Exercise objective: Copy down all of the data underneath, exactly as shown.

[Source data]
● ● ● ●

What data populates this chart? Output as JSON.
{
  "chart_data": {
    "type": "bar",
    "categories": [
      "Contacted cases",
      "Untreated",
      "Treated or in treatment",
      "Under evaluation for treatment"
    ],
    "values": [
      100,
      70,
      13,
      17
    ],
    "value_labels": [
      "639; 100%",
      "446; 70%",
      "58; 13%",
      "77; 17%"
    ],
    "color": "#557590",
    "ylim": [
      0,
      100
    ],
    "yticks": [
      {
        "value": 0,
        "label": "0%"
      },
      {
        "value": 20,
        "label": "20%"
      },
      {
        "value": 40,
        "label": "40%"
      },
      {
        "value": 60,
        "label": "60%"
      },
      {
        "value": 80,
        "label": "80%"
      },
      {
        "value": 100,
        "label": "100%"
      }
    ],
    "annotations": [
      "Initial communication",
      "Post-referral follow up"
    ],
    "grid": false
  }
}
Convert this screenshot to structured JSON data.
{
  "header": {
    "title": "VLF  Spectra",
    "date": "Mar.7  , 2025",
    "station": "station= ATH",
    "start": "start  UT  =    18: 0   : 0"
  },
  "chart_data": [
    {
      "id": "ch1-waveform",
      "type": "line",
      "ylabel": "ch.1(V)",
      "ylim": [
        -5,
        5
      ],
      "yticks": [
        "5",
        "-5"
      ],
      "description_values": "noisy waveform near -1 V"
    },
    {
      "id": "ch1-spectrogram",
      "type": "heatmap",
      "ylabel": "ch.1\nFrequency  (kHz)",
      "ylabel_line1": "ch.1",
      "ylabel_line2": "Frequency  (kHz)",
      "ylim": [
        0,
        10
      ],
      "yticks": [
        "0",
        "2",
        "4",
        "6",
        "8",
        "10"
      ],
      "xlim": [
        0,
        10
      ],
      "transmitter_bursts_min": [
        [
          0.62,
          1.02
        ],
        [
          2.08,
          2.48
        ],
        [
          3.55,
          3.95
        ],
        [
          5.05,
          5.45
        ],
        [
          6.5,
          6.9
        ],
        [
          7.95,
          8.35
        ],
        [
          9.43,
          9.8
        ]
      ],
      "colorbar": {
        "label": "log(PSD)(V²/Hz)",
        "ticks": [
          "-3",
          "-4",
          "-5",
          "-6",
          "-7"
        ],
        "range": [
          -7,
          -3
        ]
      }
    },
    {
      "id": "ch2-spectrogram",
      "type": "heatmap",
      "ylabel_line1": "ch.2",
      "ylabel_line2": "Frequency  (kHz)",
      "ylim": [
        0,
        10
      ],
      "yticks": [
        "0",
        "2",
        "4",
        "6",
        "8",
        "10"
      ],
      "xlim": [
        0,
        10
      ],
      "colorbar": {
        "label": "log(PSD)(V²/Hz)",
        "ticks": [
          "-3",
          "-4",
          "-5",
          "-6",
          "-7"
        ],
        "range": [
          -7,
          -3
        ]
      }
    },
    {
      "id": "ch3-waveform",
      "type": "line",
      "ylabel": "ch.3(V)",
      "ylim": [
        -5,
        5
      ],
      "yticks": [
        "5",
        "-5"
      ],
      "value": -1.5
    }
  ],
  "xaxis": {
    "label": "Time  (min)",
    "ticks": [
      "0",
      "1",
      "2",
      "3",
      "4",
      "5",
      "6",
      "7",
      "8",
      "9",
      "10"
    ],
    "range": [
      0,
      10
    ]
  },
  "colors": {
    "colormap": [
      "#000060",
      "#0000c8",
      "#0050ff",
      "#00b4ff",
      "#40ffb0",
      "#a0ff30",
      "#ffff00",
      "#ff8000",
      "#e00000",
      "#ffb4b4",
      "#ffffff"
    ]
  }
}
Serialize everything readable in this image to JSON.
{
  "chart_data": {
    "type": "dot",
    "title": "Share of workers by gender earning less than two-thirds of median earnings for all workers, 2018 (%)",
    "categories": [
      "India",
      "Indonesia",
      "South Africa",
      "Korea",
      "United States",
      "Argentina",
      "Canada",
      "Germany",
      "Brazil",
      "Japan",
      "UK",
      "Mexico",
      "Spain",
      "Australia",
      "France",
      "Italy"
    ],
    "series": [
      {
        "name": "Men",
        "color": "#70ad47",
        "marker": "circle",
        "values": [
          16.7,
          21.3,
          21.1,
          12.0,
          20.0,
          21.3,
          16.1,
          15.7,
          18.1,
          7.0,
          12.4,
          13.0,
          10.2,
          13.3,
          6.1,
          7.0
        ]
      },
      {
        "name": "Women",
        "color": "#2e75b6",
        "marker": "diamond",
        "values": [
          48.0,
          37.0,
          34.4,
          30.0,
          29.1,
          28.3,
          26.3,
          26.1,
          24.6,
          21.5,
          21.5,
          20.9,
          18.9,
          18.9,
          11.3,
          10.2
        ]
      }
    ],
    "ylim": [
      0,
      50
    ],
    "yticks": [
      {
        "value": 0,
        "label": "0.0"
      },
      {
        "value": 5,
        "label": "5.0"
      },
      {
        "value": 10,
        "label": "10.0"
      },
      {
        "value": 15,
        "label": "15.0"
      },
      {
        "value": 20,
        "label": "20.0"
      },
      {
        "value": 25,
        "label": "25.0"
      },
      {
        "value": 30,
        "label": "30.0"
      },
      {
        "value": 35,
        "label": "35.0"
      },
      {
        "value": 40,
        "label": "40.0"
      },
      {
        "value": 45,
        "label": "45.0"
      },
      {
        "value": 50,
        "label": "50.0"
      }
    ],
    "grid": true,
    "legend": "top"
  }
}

● ● ● ●

The result:
What data populates this chart? Output as JSON.
{
  "chart_data": {
    "type": "bar",
    "categories": [
      "Contacted cases",
      "Untreated",
      "Treated or in treatment",
      "Under evaluation for treatment"
    ],
    "values": [
      100,
      70,
      13,
      17
    ],
    "value_labels": [
      "639; 100%",
      "446; 70%",
      "58; 13%",
      "77; 17%"
    ],
    "color": "#557590",
    "ylim": [
      0,
      100
    ],
    "yticks": [
      {
        "value": 0,
        "label": "0%"
      },
      {
        "value": 20,
        "label": "20%"
      },
      {
        "value": 40,
        "label": "40%"
      },
      {
        "value": 60,
        "label": "60%"
      },
      {
        "value": 80,
        "label": "80%"
      },
      {
        "value": 100,
        "label": "100%"
      }
    ],
    "annotations": [
      "Initial communication",
      "Post-referral follow up"
    ],
    "grid": false
  }
}
Convert this screenshot to structured JSON data.
{
  "header": {
    "title": "VLF  Spectra",
    "date": "Mar.7  , 2025",
    "station": "station= ATH",
    "start": "start  UT  =    18: 0   : 0"
  },
  "chart_data": [
    {
      "id": "ch1-waveform",
      "type": "line",
      "ylabel": "ch.1(V)",
      "ylim": [
        -5,
        5
      ],
      "yticks": [
        "5",
        "-5"
      ],
      "description_values": "noisy waveform near -1 V"
    },
    {
      "id": "ch1-spectrogram",
      "type": "heatmap",
      "ylabel": "ch.1\nFrequency  (kHz)",
      "ylabel_line1": "ch.1",
      "ylabel_line2": "Frequency  (kHz)",
      "ylim": [
        0,
        10
      ],
      "yticks": [
        "0",
        "2",
        "4",
        "6",
        "8",
        "10"
      ],
      "xlim": [
        0,
        10
      ],
      "transmitter_bursts_min": [
        [
          0.62,
          1.02
        ],
        [
          2.08,
          2.48
        ],
        [
          3.55,
          3.95
        ],
        [
          5.05,
          5.45
        ],
        [
          6.5,
          6.9
        ],
        [
          7.95,
          8.35
        ],
        [
          9.43,
          9.8
        ]
      ],
      "colorbar": {
        "label": "log(PSD)(V²/Hz)",
        "ticks": [
          "-3",
          "-4",
          "-5",
          "-6",
          "-7"
        ],
        "range": [
          -7,
          -3
        ]
      }
    },
    {
      "id": "ch2-spectrogram",
      "type": "heatmap",
      "ylabel_line1": "ch.2",
      "ylabel_line2": "Frequency  (kHz)",
      "ylim": [
        0,
        10
      ],
      "yticks": [
        "0",
        "2",
        "4",
        "6",
        "8",
        "10"
      ],
      "xlim": [
        0,
        10
      ],
      "colorbar": {
        "label": "log(PSD)(V²/Hz)",
        "ticks": [
          "-3",
          "-4",
          "-5",
          "-6",
          "-7"
        ],
        "range": [
          -7,
          -3
        ]
      }
    },
    {
      "id": "ch3-waveform",
      "type": "line",
      "ylabel": "ch.3(V)",
      "ylim": [
        -5,
        5
      ],
      "yticks": [
        "5",
        "-5"
      ],
      "value": -1.5
    }
  ],
  "xaxis": {
    "label": "Time  (min)",
    "ticks": [
      "0",
      "1",
      "2",
      "3",
      "4",
      "5",
      "6",
      "7",
      "8",
      "9",
      "10"
    ],
    "range": [
      0,
      10
    ]
  },
  "colors": {
    "colormap": [
      "#000060",
      "#0000c8",
      "#0050ff",
      "#00b4ff",
      "#40ffb0",
      "#a0ff30",
      "#ffff00",
      "#ff8000",
      "#e00000",
      "#ffb4b4",
      "#ffffff"
    ]
  }
}
Serialize everything readable in this image to JSON.
{
  "chart_data": {
    "type": "dot",
    "title": "Share of workers by gender earning less than two-thirds of median earnings for all workers, 2018 (%)",
    "categories": [
      "India",
      "Indonesia",
      "South Africa",
      "Korea",
      "United States",
      "Argentina",
      "Canada",
      "Germany",
      "Brazil",
      "Japan",
      "UK",
      "Mexico",
      "Spain",
      "Australia",
      "France",
      "Italy"
    ],
    "series": [
      {
        "name": "Men",
        "color": "#70ad47",
        "marker": "circle",
        "values": [
          16.7,
          21.3,
          21.1,
          12.0,
          20.0,
          21.3,
          16.1,
          15.7,
          18.1,
          7.0,
          12.4,
          13.0,
          10.2,
          13.3,
          6.1,
          7.0
        ]
      },
      {
        "name": "Women",
        "color": "#2e75b6",
        "marker": "diamond",
        "values": [
          48.0,
          37.0,
          34.4,
          30.0,
          29.1,
          28.3,
          26.3,
          26.1,
          24.6,
          21.5,
          21.5,
          20.9,
          18.9,
          18.9,
          11.3,
          10.2
        ]
      }
    ],
    "ylim": [
      0,
      50
    ],
    "yticks": [
      {
        "value": 0,
        "label": "0.0"
      },
      {
        "value": 5,
        "label": "5.0"
      },
      {
        "value": 10,
        "label": "10.0"
      },
      {
        "value": 15,
        "label": "15.0"
      },
      {
        "value": 20,
        "label": "20.0"
      },
      {
        "value": 25,
        "label": "25.0"
      },
      {
        "value": 30,
        "label": "30.0"
      },
      {
        "value": 35,
        "label": "35.0"
      },
      {
        "value": 40,
        "label": "40.0"
      },
      {
        "value": 45,
        "label": "45.0"
      },
      {
        "value": 50,
        "label": "50.0"
      }
    ],
    "grid": true,
    "legend": "top"
  }
}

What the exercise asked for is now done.